▸ WHAT IS ASKED
Leave out the images and repeat the listing below without a single change.

Figure content listings:
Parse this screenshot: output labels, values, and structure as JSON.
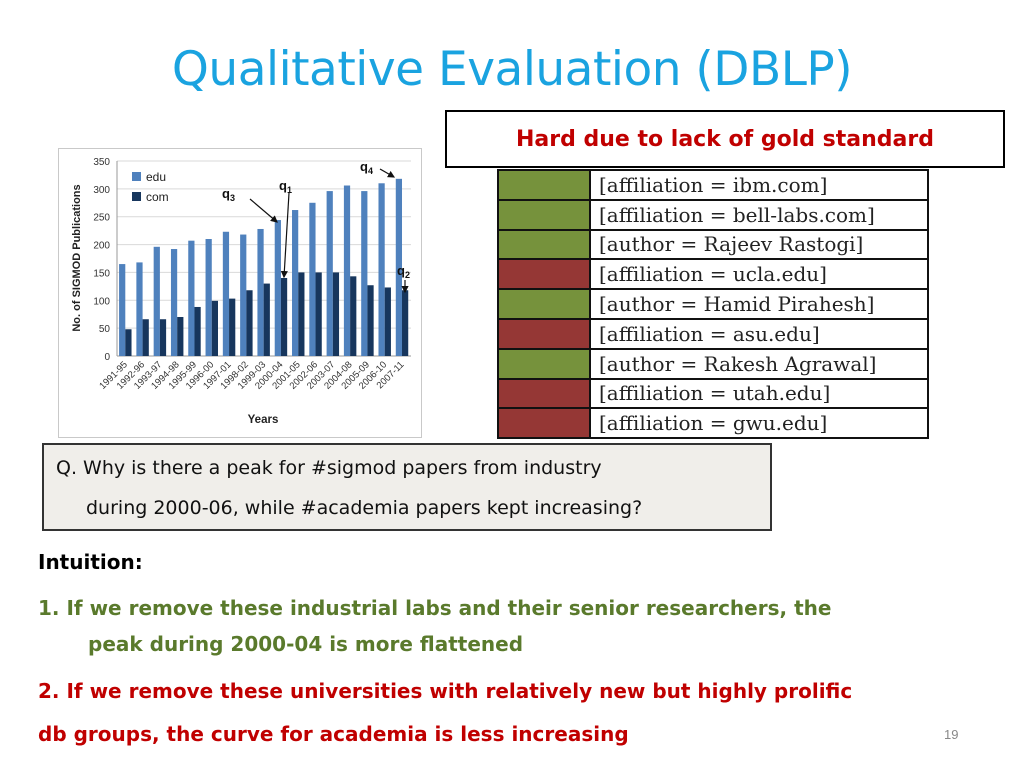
{
  "slide": {
    "title": "Qualitative Evaluation (DBLP)",
    "notice": "Hard due to lack of gold standard",
    "slide_number": "19"
  },
  "colors": {
    "title": "#1aa3e0",
    "edu": "#4f81bd",
    "com": "#17365d",
    "keep_green": "#76923c",
    "remove_red": "#953735",
    "point1": "#5a7a2c",
    "point2": "#c00000"
  },
  "filters": [
    {
      "text": "[affiliation = ibm.com]",
      "status": "green"
    },
    {
      "text": "[affiliation = bell-labs.com]",
      "status": "green"
    },
    {
      "text": "[author = Rajeev Rastogi]",
      "status": "green"
    },
    {
      "text": "[affiliation = ucla.edu]",
      "status": "red"
    },
    {
      "text": "[author = Hamid Pirahesh]",
      "status": "green"
    },
    {
      "text": "[affiliation = asu.edu]",
      "status": "red"
    },
    {
      "text": "[author = Rakesh Agrawal]",
      "status": "green"
    },
    {
      "text": "[affiliation = utah.edu]",
      "status": "red"
    },
    {
      "text": "[affiliation = gwu.edu]",
      "status": "red"
    }
  ],
  "question": {
    "line1": "Q. Why is there a peak for #sigmod papers from industry",
    "line2": "during 2000-06, while #academia papers kept increasing?"
  },
  "intuition": {
    "label": "Intuition:",
    "point1_line1": "1. If we remove these industrial labs and their senior researchers,  the",
    "point1_line2": "peak during 2000-04 is more flattened",
    "point2_line1": "2. If we remove these universities with relatively new but highly prolific",
    "point2_line2": "db groups,  the curve for academia is less increasing"
  },
  "chart_data": {
    "type": "bar",
    "xlabel": "Years",
    "ylabel": "No. of SIGMOD Publications",
    "ylim": [
      0,
      350
    ],
    "yticks": [
      "0",
      "50",
      "100",
      "150",
      "200",
      "250",
      "300",
      "350"
    ],
    "legend_position": "top-left",
    "categories": [
      "1991-95",
      "1992-96",
      "1993-97",
      "1994-98",
      "1995-99",
      "1996-00",
      "1997-01",
      "1998-02",
      "1999-03",
      "2000-04",
      "2001-05",
      "2002-06",
      "2003-07",
      "2004-08",
      "2005-09",
      "2006-10",
      "2007-11"
    ],
    "series": [
      {
        "name": "edu",
        "values": [
          165,
          168,
          196,
          192,
          207,
          210,
          223,
          218,
          228,
          244,
          262,
          275,
          296,
          306,
          296,
          310,
          318
        ]
      },
      {
        "name": "com",
        "values": [
          48,
          66,
          66,
          70,
          88,
          99,
          103,
          118,
          130,
          140,
          150,
          150,
          150,
          143,
          127,
          123,
          118
        ]
      }
    ],
    "annotations": [
      {
        "label": "q",
        "sub": "1"
      },
      {
        "label": "q",
        "sub": "2"
      },
      {
        "label": "q",
        "sub": "3"
      },
      {
        "label": "q",
        "sub": "4"
      }
    ]
  }
}
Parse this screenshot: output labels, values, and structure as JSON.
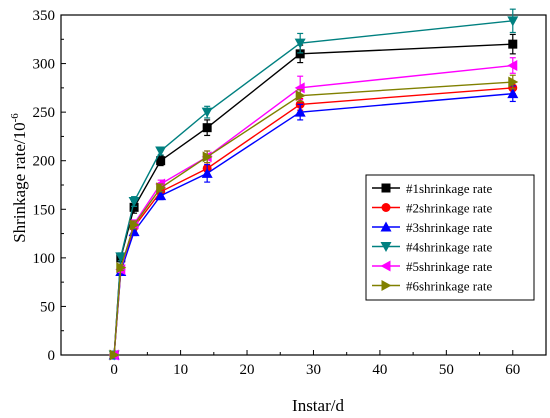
{
  "chart_data": {
    "type": "line",
    "xlabel": "Instar/d",
    "ylabel": "Shrinkage rate/10",
    "ylabel_superscript": "-6",
    "xlim": [
      -8,
      65
    ],
    "ylim": [
      0,
      350
    ],
    "x_ticks": [
      0,
      10,
      20,
      30,
      40,
      50,
      60
    ],
    "y_ticks": [
      0,
      50,
      100,
      150,
      200,
      250,
      300,
      350
    ],
    "x_tick_labels": [
      "0",
      "10",
      "20",
      "30",
      "40",
      "50",
      "60"
    ],
    "y_tick_labels": [
      "0",
      "50",
      "100",
      "150",
      "200",
      "250",
      "300",
      "350"
    ],
    "grid": false,
    "legend_position": "bottom-right",
    "x": [
      0,
      1,
      3,
      7,
      14,
      28,
      60
    ],
    "series": [
      {
        "name": "#1shrinkage rate",
        "color": "#000000",
        "marker": "square",
        "values": [
          0,
          100,
          152,
          200,
          234,
          310,
          320
        ],
        "errors": [
          0,
          4,
          6,
          5,
          8,
          9,
          10
        ]
      },
      {
        "name": "#2shrinkage rate",
        "color": "#ff0000",
        "marker": "circle",
        "values": [
          0,
          88,
          132,
          168,
          192,
          258,
          275
        ],
        "errors": [
          0,
          3,
          4,
          4,
          6,
          6,
          6
        ]
      },
      {
        "name": "#3shrinkage rate",
        "color": "#0000ff",
        "marker": "triangle-up",
        "values": [
          0,
          86,
          127,
          164,
          187,
          250,
          269
        ],
        "errors": [
          0,
          3,
          4,
          4,
          9,
          8,
          8
        ]
      },
      {
        "name": "#4shrinkage rate",
        "color": "#008080",
        "marker": "triangle-down",
        "values": [
          0,
          101,
          158,
          210,
          250,
          321,
          344
        ],
        "errors": [
          0,
          4,
          5,
          4,
          6,
          10,
          12
        ]
      },
      {
        "name": "#5shrinkage rate",
        "color": "#ff00ff",
        "marker": "triangle-left",
        "values": [
          0,
          88,
          135,
          176,
          204,
          275,
          298
        ],
        "errors": [
          0,
          3,
          4,
          4,
          6,
          12,
          8
        ]
      },
      {
        "name": "#6shrinkage rate",
        "color": "#808000",
        "marker": "triangle-right",
        "values": [
          0,
          90,
          134,
          172,
          204,
          267,
          281
        ],
        "errors": [
          0,
          3,
          4,
          4,
          6,
          6,
          7
        ]
      }
    ]
  }
}
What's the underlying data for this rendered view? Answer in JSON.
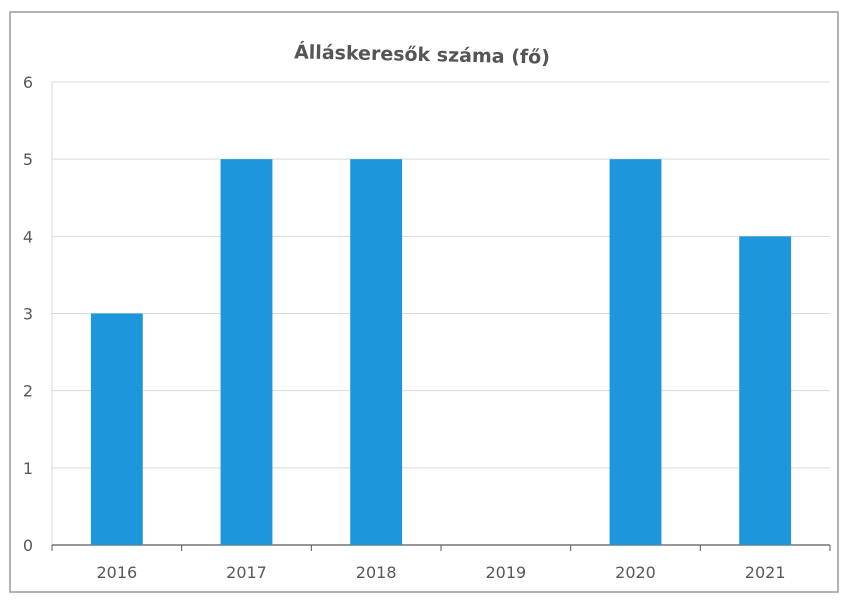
{
  "chart_data": {
    "type": "bar",
    "title": "Álláskeresők száma (fő)",
    "categories": [
      "2016",
      "2017",
      "2018",
      "2019",
      "2020",
      "2021"
    ],
    "values": [
      3,
      5,
      5,
      0,
      5,
      4
    ],
    "ylim": [
      0,
      6
    ],
    "yticks": [
      "0",
      "1",
      "2",
      "3",
      "4",
      "5",
      "6"
    ],
    "grid": true,
    "legend": "none",
    "colors": {
      "bar": "#1E96DB",
      "grid": "#D9D9D9",
      "axis": "#595959",
      "label": "#595959",
      "frame": "#9A9A9A"
    }
  }
}
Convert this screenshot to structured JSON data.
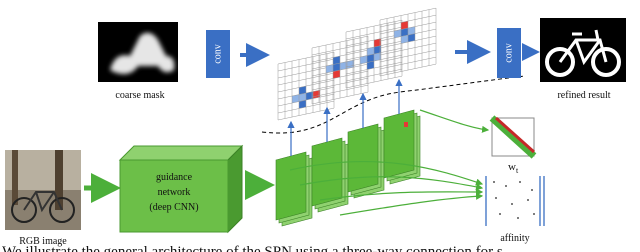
{
  "labels": {
    "coarse_mask": "coarse mask",
    "conv_left": "conv",
    "conv_right": "conv",
    "refined_result": "refined result",
    "rgb_image": "RGB image",
    "guidance_network": [
      "guidance",
      "network",
      "(deep CNN)"
    ],
    "weights": {
      "text": "w",
      "subscript": "t"
    },
    "affinity": "affinity"
  },
  "caption": "We illustrate the general architecture of the SPN using a three-way connection for s"
}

▸ WRITTEN SOLUTION
Parse this screenshot: output labels, values, and structure as JSON.
{
  "slide": {
    "title": "Qualitative Evaluation (DBLP)",
    "notice": "Hard due to lack of gold standard",
    "slide_number": "19"
  },
  "colors": {
    "title": "#1aa3e0",
    "edu": "#4f81bd",
    "com": "#17365d",
    "keep_green": "#76923c",
    "remove_red": "#953735",
    "point1": "#5a7a2c",
    "point2": "#c00000"
  },
  "filters": [
    {
      "text": "[affiliation = ibm.com]",
      "status": "green"
    },
    {
      "text": "[affiliation = bell-labs.com]",
      "status": "green"
    },
    {
      "text": "[author = Rajeev Rastogi]",
      "status": "green"
    },
    {
      "text": "[affiliation = ucla.edu]",
      "status": "red"
    },
    {
      "text": "[author = Hamid Pirahesh]",
      "status": "green"
    },
    {
      "text": "[affiliation = asu.edu]",
      "status": "red"
    },
    {
      "text": "[author = Rakesh Agrawal]",
      "status": "green"
    },
    {
      "text": "[affiliation = utah.edu]",
      "status": "red"
    },
    {
      "text": "[affiliation = gwu.edu]",
      "status": "red"
    }
  ],
  "question": {
    "line1": "Q. Why is there a peak for #sigmod papers from industry",
    "line2": "during 2000-06, while #academia papers kept increasing?"
  },
  "intuition": {
    "label": "Intuition:",
    "point1_line1": "1. If we remove these industrial labs and their senior researchers,  the",
    "point1_line2": "peak during 2000-04 is more flattened",
    "point2_line1": "2. If we remove these universities with relatively new but highly prolific",
    "point2_line2": "db groups,  the curve for academia is less increasing"
  },
  "chart_data": {
    "type": "bar",
    "xlabel": "Years",
    "ylabel": "No. of SIGMOD Publications",
    "ylim": [
      0,
      350
    ],
    "yticks": [
      "0",
      "50",
      "100",
      "150",
      "200",
      "250",
      "300",
      "350"
    ],
    "legend_position": "top-left",
    "categories": [
      "1991-95",
      "1992-96",
      "1993-97",
      "1994-98",
      "1995-99",
      "1996-00",
      "1997-01",
      "1998-02",
      "1999-03",
      "2000-04",
      "2001-05",
      "2002-06",
      "2003-07",
      "2004-08",
      "2005-09",
      "2006-10",
      "2007-11"
    ],
    "series": [
      {
        "name": "edu",
        "values": [
          165,
          168,
          196,
          192,
          207,
          210,
          223,
          218,
          228,
          244,
          262,
          275,
          296,
          306,
          296,
          310,
          318
        ]
      },
      {
        "name": "com",
        "values": [
          48,
          66,
          66,
          70,
          88,
          99,
          103,
          118,
          130,
          140,
          150,
          150,
          150,
          143,
          127,
          123,
          118
        ]
      }
    ],
    "annotations": [
      {
        "label": "q",
        "sub": "1"
      },
      {
        "label": "q",
        "sub": "2"
      },
      {
        "label": "q",
        "sub": "3"
      },
      {
        "label": "q",
        "sub": "4"
      }
    ]
  }
}
Parse this screenshot: output labels, values, and structure as JSON.
{
  "chart_data": {
    "type": "line",
    "xlabel": "Instar/d",
    "ylabel": "Shrinkage rate/10",
    "ylabel_superscript": "-6",
    "xlim": [
      -8,
      65
    ],
    "ylim": [
      0,
      350
    ],
    "x_ticks": [
      0,
      10,
      20,
      30,
      40,
      50,
      60
    ],
    "y_ticks": [
      0,
      50,
      100,
      150,
      200,
      250,
      300,
      350
    ],
    "x_tick_labels": [
      "0",
      "10",
      "20",
      "30",
      "40",
      "50",
      "60"
    ],
    "y_tick_labels": [
      "0",
      "50",
      "100",
      "150",
      "200",
      "250",
      "300",
      "350"
    ],
    "grid": false,
    "legend_position": "bottom-right",
    "x": [
      0,
      1,
      3,
      7,
      14,
      28,
      60
    ],
    "series": [
      {
        "name": "#1shrinkage rate",
        "color": "#000000",
        "marker": "square",
        "values": [
          0,
          100,
          152,
          200,
          234,
          310,
          320
        ],
        "errors": [
          0,
          4,
          6,
          5,
          8,
          9,
          10
        ]
      },
      {
        "name": "#2shrinkage rate",
        "color": "#ff0000",
        "marker": "circle",
        "values": [
          0,
          88,
          132,
          168,
          192,
          258,
          275
        ],
        "errors": [
          0,
          3,
          4,
          4,
          6,
          6,
          6
        ]
      },
      {
        "name": "#3shrinkage rate",
        "color": "#0000ff",
        "marker": "triangle-up",
        "values": [
          0,
          86,
          127,
          164,
          187,
          250,
          269
        ],
        "errors": [
          0,
          3,
          4,
          4,
          9,
          8,
          8
        ]
      },
      {
        "name": "#4shrinkage rate",
        "color": "#008080",
        "marker": "triangle-down",
        "values": [
          0,
          101,
          158,
          210,
          250,
          321,
          344
        ],
        "errors": [
          0,
          4,
          5,
          4,
          6,
          10,
          12
        ]
      },
      {
        "name": "#5shrinkage rate",
        "color": "#ff00ff",
        "marker": "triangle-left",
        "values": [
          0,
          88,
          135,
          176,
          204,
          275,
          298
        ],
        "errors": [
          0,
          3,
          4,
          4,
          6,
          12,
          8
        ]
      },
      {
        "name": "#6shrinkage rate",
        "color": "#808000",
        "marker": "triangle-right",
        "values": [
          0,
          90,
          134,
          172,
          204,
          267,
          281
        ],
        "errors": [
          0,
          3,
          4,
          4,
          6,
          6,
          7
        ]
      }
    ]
  }
}
What's the underlying data for this rendered view? Answer in JSON.
{
  "chart_data": {
    "type": "bar",
    "title": "Álláskeresők száma (fő)",
    "categories": [
      "2016",
      "2017",
      "2018",
      "2019",
      "2020",
      "2021"
    ],
    "values": [
      3,
      5,
      5,
      0,
      5,
      4
    ],
    "ylim": [
      0,
      6
    ],
    "yticks": [
      "0",
      "1",
      "2",
      "3",
      "4",
      "5",
      "6"
    ],
    "grid": true,
    "legend": "none",
    "colors": {
      "bar": "#1E96DB",
      "grid": "#D9D9D9",
      "axis": "#595959",
      "label": "#595959",
      "frame": "#9A9A9A"
    }
  }
}
Convert this screenshot to structured JSON data.
{
  "labels": {
    "coarse_mask": "coarse mask",
    "conv_left": "conv",
    "conv_right": "conv",
    "refined_result": "refined result",
    "rgb_image": "RGB image",
    "guidance_network": [
      "guidance",
      "network",
      "(deep CNN)"
    ],
    "weights": {
      "text": "w",
      "subscript": "t"
    },
    "affinity": "affinity"
  },
  "caption": "We illustrate the general architecture of the SPN using a three-way connection for s"
}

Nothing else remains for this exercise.